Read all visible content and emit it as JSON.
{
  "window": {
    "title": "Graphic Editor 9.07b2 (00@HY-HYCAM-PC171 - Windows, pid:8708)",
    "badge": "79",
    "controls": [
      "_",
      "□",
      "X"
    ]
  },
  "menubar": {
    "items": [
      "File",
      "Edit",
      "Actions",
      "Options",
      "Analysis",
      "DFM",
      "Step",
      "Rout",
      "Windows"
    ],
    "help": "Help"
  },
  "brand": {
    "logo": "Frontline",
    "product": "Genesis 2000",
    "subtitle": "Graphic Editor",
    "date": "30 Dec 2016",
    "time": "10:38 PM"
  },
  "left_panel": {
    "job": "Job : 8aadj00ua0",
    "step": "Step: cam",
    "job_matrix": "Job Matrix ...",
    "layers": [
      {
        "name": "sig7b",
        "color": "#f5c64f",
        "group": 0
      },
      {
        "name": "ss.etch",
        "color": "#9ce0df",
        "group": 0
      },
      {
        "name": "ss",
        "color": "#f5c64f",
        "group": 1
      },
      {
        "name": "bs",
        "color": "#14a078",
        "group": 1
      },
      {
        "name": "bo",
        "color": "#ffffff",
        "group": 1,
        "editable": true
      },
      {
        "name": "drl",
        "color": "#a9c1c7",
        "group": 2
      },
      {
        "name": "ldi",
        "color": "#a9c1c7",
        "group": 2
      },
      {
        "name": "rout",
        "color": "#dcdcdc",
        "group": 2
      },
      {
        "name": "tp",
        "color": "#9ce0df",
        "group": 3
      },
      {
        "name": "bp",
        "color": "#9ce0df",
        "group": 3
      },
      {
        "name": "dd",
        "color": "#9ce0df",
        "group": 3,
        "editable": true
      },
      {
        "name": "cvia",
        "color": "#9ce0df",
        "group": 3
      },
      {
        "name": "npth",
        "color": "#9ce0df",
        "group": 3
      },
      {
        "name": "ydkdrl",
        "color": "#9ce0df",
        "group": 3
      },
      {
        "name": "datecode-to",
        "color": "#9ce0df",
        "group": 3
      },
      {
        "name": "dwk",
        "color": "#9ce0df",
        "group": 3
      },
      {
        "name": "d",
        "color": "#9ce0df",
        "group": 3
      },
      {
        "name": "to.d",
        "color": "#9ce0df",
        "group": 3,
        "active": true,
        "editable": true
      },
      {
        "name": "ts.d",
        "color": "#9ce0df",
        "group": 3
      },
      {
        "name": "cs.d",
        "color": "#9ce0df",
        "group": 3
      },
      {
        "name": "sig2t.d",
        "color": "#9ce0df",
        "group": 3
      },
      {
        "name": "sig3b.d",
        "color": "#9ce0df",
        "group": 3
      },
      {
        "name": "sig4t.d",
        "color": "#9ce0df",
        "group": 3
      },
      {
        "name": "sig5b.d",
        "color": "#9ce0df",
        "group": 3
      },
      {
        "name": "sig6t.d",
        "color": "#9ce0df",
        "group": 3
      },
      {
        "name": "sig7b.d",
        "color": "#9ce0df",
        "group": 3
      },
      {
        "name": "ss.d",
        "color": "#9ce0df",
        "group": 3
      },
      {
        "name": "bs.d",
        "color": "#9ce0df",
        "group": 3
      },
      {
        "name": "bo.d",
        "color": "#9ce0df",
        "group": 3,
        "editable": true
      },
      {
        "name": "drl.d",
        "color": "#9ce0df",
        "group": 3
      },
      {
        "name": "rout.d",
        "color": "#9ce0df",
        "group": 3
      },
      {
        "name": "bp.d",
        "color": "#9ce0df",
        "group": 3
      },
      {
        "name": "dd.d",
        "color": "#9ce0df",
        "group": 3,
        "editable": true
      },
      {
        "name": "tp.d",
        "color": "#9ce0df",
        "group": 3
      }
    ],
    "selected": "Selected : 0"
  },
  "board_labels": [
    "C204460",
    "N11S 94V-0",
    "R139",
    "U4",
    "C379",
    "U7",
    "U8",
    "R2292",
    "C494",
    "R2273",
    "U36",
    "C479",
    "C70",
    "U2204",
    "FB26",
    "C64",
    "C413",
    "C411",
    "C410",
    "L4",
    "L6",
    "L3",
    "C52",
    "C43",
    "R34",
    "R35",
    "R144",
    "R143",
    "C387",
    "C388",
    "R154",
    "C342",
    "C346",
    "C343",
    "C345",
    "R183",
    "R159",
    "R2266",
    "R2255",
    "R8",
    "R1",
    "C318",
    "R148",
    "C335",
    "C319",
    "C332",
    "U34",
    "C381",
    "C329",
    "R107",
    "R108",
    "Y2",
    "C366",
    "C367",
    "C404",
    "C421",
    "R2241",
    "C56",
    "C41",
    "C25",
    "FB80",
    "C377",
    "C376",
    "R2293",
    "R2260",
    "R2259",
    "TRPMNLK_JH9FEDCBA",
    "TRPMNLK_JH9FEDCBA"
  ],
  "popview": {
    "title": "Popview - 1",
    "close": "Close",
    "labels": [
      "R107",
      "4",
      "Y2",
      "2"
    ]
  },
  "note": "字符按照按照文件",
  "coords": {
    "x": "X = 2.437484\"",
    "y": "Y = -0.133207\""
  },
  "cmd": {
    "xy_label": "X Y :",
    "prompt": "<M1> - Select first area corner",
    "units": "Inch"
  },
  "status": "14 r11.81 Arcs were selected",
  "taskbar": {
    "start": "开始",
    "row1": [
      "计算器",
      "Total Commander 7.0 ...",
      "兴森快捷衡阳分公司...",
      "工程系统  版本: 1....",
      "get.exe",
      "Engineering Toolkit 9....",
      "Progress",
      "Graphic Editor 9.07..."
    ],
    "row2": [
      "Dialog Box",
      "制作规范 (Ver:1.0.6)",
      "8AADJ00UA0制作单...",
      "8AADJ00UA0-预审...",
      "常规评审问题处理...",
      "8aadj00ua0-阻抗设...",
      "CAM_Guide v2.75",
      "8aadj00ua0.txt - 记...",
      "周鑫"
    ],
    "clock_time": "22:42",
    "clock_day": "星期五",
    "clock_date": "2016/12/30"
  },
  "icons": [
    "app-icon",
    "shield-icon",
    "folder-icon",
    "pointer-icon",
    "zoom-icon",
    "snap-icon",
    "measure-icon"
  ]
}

__What the task requires__
Your task is to copy each line of the entries that includes the word "selected".

__Solution__
    "selected": "Selected : 0"
  "status": "14 r11.81 Arcs were selected",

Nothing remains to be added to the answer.